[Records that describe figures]
------------------------------------------------------------
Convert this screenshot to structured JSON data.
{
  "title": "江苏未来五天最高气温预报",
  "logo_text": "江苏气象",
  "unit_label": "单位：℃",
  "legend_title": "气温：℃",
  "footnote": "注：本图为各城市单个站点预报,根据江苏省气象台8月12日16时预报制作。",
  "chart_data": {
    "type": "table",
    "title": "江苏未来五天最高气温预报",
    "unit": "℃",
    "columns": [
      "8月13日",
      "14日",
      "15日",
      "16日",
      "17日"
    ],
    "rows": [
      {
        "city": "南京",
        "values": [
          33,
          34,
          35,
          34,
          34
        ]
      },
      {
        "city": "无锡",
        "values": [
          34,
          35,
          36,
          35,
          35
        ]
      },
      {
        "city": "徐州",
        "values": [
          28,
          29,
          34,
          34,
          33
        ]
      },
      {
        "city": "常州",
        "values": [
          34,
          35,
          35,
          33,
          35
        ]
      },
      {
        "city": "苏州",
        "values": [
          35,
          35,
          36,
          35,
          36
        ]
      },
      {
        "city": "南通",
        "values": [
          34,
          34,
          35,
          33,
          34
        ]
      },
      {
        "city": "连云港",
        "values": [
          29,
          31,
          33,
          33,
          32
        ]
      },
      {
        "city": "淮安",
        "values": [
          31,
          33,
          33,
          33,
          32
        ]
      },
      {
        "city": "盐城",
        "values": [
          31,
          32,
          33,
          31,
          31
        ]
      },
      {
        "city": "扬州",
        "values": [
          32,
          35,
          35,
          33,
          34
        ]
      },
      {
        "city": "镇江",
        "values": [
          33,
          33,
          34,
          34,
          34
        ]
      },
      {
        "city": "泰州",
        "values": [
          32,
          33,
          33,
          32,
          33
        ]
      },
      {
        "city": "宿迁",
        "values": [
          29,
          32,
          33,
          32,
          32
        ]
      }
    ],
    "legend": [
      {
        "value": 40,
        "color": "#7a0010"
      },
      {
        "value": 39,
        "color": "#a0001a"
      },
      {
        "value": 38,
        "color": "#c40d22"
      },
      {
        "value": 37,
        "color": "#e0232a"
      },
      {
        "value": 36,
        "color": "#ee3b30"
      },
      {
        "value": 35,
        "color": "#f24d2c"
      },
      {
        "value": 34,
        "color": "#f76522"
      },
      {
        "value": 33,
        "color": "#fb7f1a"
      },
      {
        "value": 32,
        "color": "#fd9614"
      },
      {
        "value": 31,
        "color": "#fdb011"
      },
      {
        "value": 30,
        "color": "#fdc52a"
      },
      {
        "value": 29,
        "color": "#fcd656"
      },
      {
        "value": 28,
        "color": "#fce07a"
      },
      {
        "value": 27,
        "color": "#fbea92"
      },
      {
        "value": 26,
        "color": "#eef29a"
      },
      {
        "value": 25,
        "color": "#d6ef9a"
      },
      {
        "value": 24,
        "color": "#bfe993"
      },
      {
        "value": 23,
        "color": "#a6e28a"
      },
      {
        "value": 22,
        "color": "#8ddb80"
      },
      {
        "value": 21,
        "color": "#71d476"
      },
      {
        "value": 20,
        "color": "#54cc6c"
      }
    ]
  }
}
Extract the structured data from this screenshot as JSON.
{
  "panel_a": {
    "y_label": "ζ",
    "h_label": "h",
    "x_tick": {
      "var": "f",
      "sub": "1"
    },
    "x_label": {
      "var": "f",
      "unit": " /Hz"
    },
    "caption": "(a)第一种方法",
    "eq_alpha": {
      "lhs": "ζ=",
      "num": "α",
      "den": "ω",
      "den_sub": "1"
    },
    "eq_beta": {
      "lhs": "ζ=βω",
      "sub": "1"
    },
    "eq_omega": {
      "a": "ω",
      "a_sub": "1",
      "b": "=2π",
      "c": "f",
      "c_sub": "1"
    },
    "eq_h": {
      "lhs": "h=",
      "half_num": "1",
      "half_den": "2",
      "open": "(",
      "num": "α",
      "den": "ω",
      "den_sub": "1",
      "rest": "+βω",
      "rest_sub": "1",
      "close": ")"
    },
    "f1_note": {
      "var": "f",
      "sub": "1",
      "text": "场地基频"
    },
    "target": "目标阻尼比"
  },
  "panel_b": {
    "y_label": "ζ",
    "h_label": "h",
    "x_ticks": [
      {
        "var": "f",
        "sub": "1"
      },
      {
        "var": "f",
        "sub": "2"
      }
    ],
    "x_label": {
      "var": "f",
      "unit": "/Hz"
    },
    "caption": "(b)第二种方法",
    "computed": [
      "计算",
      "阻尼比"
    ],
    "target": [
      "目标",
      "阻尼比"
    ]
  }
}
------------------------------------------------------------
Short problem
The records above should be returned exactly.

Finished exercise
Convert this screenshot to structured JSON data.
{
  "title": "江苏未来五天最高气温预报",
  "logo_text": "江苏气象",
  "unit_label": "单位：℃",
  "legend_title": "气温：℃",
  "footnote": "注：本图为各城市单个站点预报,根据江苏省气象台8月12日16时预报制作。",
  "chart_data": {
    "type": "table",
    "title": "江苏未来五天最高气温预报",
    "unit": "℃",
    "columns": [
      "8月13日",
      "14日",
      "15日",
      "16日",
      "17日"
    ],
    "rows": [
      {
        "city": "南京",
        "values": [
          33,
          34,
          35,
          34,
          34
        ]
      },
      {
        "city": "无锡",
        "values": [
          34,
          35,
          36,
          35,
          35
        ]
      },
      {
        "city": "徐州",
        "values": [
          28,
          29,
          34,
          34,
          33
        ]
      },
      {
        "city": "常州",
        "values": [
          34,
          35,
          35,
          33,
          35
        ]
      },
      {
        "city": "苏州",
        "values": [
          35,
          35,
          36,
          35,
          36
        ]
      },
      {
        "city": "南通",
        "values": [
          34,
          34,
          35,
          33,
          34
        ]
      },
      {
        "city": "连云港",
        "values": [
          29,
          31,
          33,
          33,
          32
        ]
      },
      {
        "city": "淮安",
        "values": [
          31,
          33,
          33,
          33,
          32
        ]
      },
      {
        "city": "盐城",
        "values": [
          31,
          32,
          33,
          31,
          31
        ]
      },
      {
        "city": "扬州",
        "values": [
          32,
          35,
          35,
          33,
          34
        ]
      },
      {
        "city": "镇江",
        "values": [
          33,
          33,
          34,
          34,
          34
        ]
      },
      {
        "city": "泰州",
        "values": [
          32,
          33,
          33,
          32,
          33
        ]
      },
      {
        "city": "宿迁",
        "values": [
          29,
          32,
          33,
          32,
          32
        ]
      }
    ],
    "legend": [
      {
        "value": 40,
        "color": "#7a0010"
      },
      {
        "value": 39,
        "color": "#a0001a"
      },
      {
        "value": 38,
        "color": "#c40d22"
      },
      {
        "value": 37,
        "color": "#e0232a"
      },
      {
        "value": 36,
        "color": "#ee3b30"
      },
      {
        "value": 35,
        "color": "#f24d2c"
      },
      {
        "value": 34,
        "color": "#f76522"
      },
      {
        "value": 33,
        "color": "#fb7f1a"
      },
      {
        "value": 32,
        "color": "#fd9614"
      },
      {
        "value": 31,
        "color": "#fdb011"
      },
      {
        "value": 30,
        "color": "#fdc52a"
      },
      {
        "value": 29,
        "color": "#fcd656"
      },
      {
        "value": 28,
        "color": "#fce07a"
      },
      {
        "value": 27,
        "color": "#fbea92"
      },
      {
        "value": 26,
        "color": "#eef29a"
      },
      {
        "value": 25,
        "color": "#d6ef9a"
      },
      {
        "value": 24,
        "color": "#bfe993"
      },
      {
        "value": 23,
        "color": "#a6e28a"
      },
      {
        "value": 22,
        "color": "#8ddb80"
      },
      {
        "value": 21,
        "color": "#71d476"
      },
      {
        "value": 20,
        "color": "#54cc6c"
      }
    ]
  }
}
Extract the structured data from this screenshot as JSON.
{
  "panel_a": {
    "y_label": "ζ",
    "h_label": "h",
    "x_tick": {
      "var": "f",
      "sub": "1"
    },
    "x_label": {
      "var": "f",
      "unit": " /Hz"
    },
    "caption": "(a)第一种方法",
    "eq_alpha": {
      "lhs": "ζ=",
      "num": "α",
      "den": "ω",
      "den_sub": "1"
    },
    "eq_beta": {
      "lhs": "ζ=βω",
      "sub": "1"
    },
    "eq_omega": {
      "a": "ω",
      "a_sub": "1",
      "b": "=2π",
      "c": "f",
      "c_sub": "1"
    },
    "eq_h": {
      "lhs": "h=",
      "half_num": "1",
      "half_den": "2",
      "open": "(",
      "num": "α",
      "den": "ω",
      "den_sub": "1",
      "rest": "+βω",
      "rest_sub": "1",
      "close": ")"
    },
    "f1_note": {
      "var": "f",
      "sub": "1",
      "text": "场地基频"
    },
    "target": "目标阻尼比"
  },
  "panel_b": {
    "y_label": "ζ",
    "h_label": "h",
    "x_ticks": [
      {
        "var": "f",
        "sub": "1"
      },
      {
        "var": "f",
        "sub": "2"
      }
    ],
    "x_label": {
      "var": "f",
      "unit": "/Hz"
    },
    "caption": "(b)第二种方法",
    "computed": [
      "计算",
      "阻尼比"
    ],
    "target": [
      "目标",
      "阻尼比"
    ]
  }
}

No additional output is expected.